▶ Given text
┌──

FireCrawl icon

FireCrawl

FireCrawl API

Overview

The Batch Scrape operation of the FireCrawl node allows users to scrape multiple web pages in a single batch request. It is designed to fetch and extract various types of data from a list of URLs, supporting different output formats such as extracted structured data, screenshots, HTML content, links, and markdown. This operation is useful for scenarios like competitive analysis, content aggregation, SEO monitoring, or any task requiring automated collection of web page data at scale.

For example, you can provide a list of product pages URLs to scrape their main content and images, or capture full-page screenshots of news articles for archival purposes. The node supports advanced options like waiting for page load, emulating mobile devices, filtering HTML tags, and handling invalid URLs gracefully.

Properties

Name Meaning
URLs The list of URLs to scrape. Multiple URLs can be provided to perform batch scraping.
Webhook URL A URL to receive webhook notifications about the progress of the batch scrape job. Useful for asynchronous processing and tracking.

└──

▶ Data extract
┌──

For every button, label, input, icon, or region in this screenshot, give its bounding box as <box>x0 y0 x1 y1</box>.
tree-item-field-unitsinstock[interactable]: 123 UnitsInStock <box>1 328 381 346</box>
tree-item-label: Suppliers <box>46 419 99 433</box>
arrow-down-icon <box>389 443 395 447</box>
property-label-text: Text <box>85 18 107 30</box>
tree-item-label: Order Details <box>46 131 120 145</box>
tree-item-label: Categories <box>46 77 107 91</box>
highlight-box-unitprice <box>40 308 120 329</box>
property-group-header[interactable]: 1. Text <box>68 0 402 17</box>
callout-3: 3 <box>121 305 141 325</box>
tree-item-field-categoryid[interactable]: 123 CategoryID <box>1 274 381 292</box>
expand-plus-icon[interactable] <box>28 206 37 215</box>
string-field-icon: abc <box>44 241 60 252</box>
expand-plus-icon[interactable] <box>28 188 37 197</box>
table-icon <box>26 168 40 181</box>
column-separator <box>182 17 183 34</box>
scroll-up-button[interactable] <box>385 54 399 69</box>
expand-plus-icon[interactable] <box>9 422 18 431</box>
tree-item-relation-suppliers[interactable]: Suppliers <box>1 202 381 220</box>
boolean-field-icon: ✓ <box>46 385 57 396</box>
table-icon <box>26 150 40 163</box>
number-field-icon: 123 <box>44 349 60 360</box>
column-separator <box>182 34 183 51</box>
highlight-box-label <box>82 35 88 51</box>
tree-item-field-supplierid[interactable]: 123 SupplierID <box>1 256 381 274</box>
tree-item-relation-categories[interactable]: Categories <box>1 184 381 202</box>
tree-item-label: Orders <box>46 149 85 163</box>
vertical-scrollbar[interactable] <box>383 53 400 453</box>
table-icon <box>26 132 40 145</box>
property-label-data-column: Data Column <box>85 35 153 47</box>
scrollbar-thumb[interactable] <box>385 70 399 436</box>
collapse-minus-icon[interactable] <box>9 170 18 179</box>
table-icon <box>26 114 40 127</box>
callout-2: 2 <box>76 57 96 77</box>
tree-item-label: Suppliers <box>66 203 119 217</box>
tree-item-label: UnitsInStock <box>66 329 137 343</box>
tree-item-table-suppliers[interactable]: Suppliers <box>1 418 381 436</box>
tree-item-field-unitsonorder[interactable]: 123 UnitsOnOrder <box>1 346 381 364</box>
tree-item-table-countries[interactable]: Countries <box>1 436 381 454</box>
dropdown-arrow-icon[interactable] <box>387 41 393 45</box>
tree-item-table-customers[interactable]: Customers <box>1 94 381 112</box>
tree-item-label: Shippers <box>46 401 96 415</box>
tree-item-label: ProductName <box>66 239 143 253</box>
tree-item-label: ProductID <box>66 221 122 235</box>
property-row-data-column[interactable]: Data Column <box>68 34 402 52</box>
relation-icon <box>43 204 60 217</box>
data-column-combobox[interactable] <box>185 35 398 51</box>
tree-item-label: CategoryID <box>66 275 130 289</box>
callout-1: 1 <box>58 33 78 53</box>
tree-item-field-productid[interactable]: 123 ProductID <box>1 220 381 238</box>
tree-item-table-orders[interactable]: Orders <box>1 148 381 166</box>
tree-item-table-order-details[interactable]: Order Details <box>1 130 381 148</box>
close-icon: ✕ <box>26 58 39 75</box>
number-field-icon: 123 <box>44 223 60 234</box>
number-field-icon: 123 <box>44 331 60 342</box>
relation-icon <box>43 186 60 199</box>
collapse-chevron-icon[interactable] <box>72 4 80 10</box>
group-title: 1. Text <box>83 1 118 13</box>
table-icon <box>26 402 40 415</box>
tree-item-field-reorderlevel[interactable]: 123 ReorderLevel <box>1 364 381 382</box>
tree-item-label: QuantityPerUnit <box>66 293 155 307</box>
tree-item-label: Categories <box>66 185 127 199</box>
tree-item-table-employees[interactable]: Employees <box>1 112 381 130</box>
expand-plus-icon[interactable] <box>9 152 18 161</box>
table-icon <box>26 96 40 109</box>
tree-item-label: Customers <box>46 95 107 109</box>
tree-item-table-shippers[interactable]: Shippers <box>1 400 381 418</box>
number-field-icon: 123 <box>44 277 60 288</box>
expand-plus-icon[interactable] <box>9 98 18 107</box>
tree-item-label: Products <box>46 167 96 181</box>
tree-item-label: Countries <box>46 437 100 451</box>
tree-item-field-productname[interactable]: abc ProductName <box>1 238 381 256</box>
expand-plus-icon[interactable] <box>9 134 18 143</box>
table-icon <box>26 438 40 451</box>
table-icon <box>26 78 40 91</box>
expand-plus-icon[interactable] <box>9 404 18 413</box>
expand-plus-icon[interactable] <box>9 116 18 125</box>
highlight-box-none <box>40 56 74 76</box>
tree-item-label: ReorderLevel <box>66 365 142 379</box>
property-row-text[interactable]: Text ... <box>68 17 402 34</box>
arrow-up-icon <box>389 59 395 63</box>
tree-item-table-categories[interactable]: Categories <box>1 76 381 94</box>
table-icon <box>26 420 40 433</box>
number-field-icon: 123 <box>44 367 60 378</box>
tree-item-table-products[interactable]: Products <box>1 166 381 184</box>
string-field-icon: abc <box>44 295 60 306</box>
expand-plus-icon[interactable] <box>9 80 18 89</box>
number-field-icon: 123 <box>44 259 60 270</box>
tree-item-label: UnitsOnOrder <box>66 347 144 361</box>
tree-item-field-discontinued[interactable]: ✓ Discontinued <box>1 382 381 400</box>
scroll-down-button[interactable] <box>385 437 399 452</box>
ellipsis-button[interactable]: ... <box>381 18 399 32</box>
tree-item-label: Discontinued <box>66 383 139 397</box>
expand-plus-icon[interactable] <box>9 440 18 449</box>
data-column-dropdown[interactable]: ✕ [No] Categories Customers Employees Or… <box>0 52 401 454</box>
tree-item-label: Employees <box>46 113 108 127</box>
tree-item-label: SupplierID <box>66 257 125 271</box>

└──

▶ Instructions
1. Using the FireCrawl page, explain what the Webhook URL property does and why it is useful.
2. From the FireCrawl page, reproduce the text starting at "FireCrawl icon" and ending at "invalid URLs gracefully.".

▶ Worked answers
1. The Webhook URL is a URL that receives webhook notifications about the progress of the batch scrape job. It is useful for asynchronous processing and tracking.

2.
FireCrawl icon

FireCrawl

FireCrawl API

Overview

The Batch Scrape operation of the FireCrawl node allows users to scrape multiple web pages in a single batch request. It is designed to fetch and extract various types of data from a list of URLs, supporting different output formats such as extracted structured data, screenshots, HTML content, links, and markdown. This operation is useful for scenarios like competitive analysis, content aggregation, SEO monitoring, or any task requiring automated collection of web page data at scale.

For example, you can provide a list of product pages URLs to scrape their main content and images, or capture full-page screenshots of news articles for archival purposes. The node supports advanced options like waiting for page load, emulating mobile devices, filtering HTML tags, and handling invalid URLs gracefully.